# [WHAT YOU SHOULD DO]
Write the material out again exactly as it stands.

::::::::

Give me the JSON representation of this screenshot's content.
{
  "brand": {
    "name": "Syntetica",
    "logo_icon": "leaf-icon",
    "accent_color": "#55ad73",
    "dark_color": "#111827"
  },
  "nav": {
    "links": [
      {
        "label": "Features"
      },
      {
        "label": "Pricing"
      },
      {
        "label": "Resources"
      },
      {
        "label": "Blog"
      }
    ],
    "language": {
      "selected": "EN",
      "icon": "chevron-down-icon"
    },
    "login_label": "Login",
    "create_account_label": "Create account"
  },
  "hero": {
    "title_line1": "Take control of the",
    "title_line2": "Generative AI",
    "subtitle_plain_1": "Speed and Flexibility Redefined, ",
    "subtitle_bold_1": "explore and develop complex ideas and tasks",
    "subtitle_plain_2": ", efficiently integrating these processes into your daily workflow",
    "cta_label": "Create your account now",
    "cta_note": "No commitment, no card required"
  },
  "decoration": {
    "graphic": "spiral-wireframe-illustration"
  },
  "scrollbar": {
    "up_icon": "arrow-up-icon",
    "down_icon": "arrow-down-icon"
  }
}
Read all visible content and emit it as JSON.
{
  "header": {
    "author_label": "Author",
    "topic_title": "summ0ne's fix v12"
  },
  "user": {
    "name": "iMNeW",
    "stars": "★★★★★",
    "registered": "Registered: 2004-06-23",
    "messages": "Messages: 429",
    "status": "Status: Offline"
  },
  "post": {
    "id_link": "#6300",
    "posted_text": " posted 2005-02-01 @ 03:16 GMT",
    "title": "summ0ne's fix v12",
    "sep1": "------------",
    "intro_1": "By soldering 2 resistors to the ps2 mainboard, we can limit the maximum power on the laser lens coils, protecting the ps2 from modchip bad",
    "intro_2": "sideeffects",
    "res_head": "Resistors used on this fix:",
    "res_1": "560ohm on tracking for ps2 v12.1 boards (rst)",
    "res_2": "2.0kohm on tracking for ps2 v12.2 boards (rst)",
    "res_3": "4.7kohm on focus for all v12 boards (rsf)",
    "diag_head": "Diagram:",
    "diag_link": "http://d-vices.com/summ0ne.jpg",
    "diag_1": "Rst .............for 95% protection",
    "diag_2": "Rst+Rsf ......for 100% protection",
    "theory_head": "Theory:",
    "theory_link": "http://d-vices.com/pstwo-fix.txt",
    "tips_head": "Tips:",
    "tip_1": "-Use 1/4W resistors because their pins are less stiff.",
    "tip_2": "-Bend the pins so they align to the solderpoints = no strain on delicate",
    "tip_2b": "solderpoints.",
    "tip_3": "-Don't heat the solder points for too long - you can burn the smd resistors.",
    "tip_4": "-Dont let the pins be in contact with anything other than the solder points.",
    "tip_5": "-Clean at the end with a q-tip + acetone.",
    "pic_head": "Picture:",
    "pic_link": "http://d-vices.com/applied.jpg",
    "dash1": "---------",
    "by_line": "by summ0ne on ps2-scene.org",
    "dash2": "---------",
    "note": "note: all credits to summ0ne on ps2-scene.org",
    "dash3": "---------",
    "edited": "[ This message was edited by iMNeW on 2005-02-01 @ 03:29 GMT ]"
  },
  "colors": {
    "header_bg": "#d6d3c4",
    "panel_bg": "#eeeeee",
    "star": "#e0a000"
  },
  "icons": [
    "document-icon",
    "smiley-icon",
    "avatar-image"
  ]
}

::::::::

# [ANSWER TO THE TASK]
Give me the JSON representation of this screenshot's content.
{
  "brand": {
    "name": "Syntetica",
    "logo_icon": "leaf-icon",
    "accent_color": "#55ad73",
    "dark_color": "#111827"
  },
  "nav": {
    "links": [
      {
        "label": "Features"
      },
      {
        "label": "Pricing"
      },
      {
        "label": "Resources"
      },
      {
        "label": "Blog"
      }
    ],
    "language": {
      "selected": "EN",
      "icon": "chevron-down-icon"
    },
    "login_label": "Login",
    "create_account_label": "Create account"
  },
  "hero": {
    "title_line1": "Take control of the",
    "title_line2": "Generative AI",
    "subtitle_plain_1": "Speed and Flexibility Redefined, ",
    "subtitle_bold_1": "explore and develop complex ideas and tasks",
    "subtitle_plain_2": ", efficiently integrating these processes into your daily workflow",
    "cta_label": "Create your account now",
    "cta_note": "No commitment, no card required"
  },
  "decoration": {
    "graphic": "spiral-wireframe-illustration"
  },
  "scrollbar": {
    "up_icon": "arrow-up-icon",
    "down_icon": "arrow-down-icon"
  }
}
Read all visible content and emit it as JSON.
{
  "header": {
    "author_label": "Author",
    "topic_title": "summ0ne's fix v12"
  },
  "user": {
    "name": "iMNeW",
    "stars": "★★★★★",
    "registered": "Registered: 2004-06-23",
    "messages": "Messages: 429",
    "status": "Status: Offline"
  },
  "post": {
    "id_link": "#6300",
    "posted_text": " posted 2005-02-01 @ 03:16 GMT",
    "title": "summ0ne's fix v12",
    "sep1": "------------",
    "intro_1": "By soldering 2 resistors to the ps2 mainboard, we can limit the maximum power on the laser lens coils, protecting the ps2 from modchip bad",
    "intro_2": "sideeffects",
    "res_head": "Resistors used on this fix:",
    "res_1": "560ohm on tracking for ps2 v12.1 boards (rst)",
    "res_2": "2.0kohm on tracking for ps2 v12.2 boards (rst)",
    "res_3": "4.7kohm on focus for all v12 boards (rsf)",
    "diag_head": "Diagram:",
    "diag_link": "http://d-vices.com/summ0ne.jpg",
    "diag_1": "Rst .............for 95% protection",
    "diag_2": "Rst+Rsf ......for 100% protection",
    "theory_head": "Theory:",
    "theory_link": "http://d-vices.com/pstwo-fix.txt",
    "tips_head": "Tips:",
    "tip_1": "-Use 1/4W resistors because their pins are less stiff.",
    "tip_2": "-Bend the pins so they align to the solderpoints = no strain on delicate",
    "tip_2b": "solderpoints.",
    "tip_3": "-Don't heat the solder points for too long - you can burn the smd resistors.",
    "tip_4": "-Dont let the pins be in contact with anything other than the solder points.",
    "tip_5": "-Clean at the end with a q-tip + acetone.",
    "pic_head": "Picture:",
    "pic_link": "http://d-vices.com/applied.jpg",
    "dash1": "---------",
    "by_line": "by summ0ne on ps2-scene.org",
    "dash2": "---------",
    "note": "note: all credits to summ0ne on ps2-scene.org",
    "dash3": "---------",
    "edited": "[ This message was edited by iMNeW on 2005-02-01 @ 03:29 GMT ]"
  },
  "colors": {
    "header_bg": "#d6d3c4",
    "panel_bg": "#eeeeee",
    "star": "#e0a000"
  },
  "icons": [
    "document-icon",
    "smiley-icon",
    "avatar-image"
  ]
}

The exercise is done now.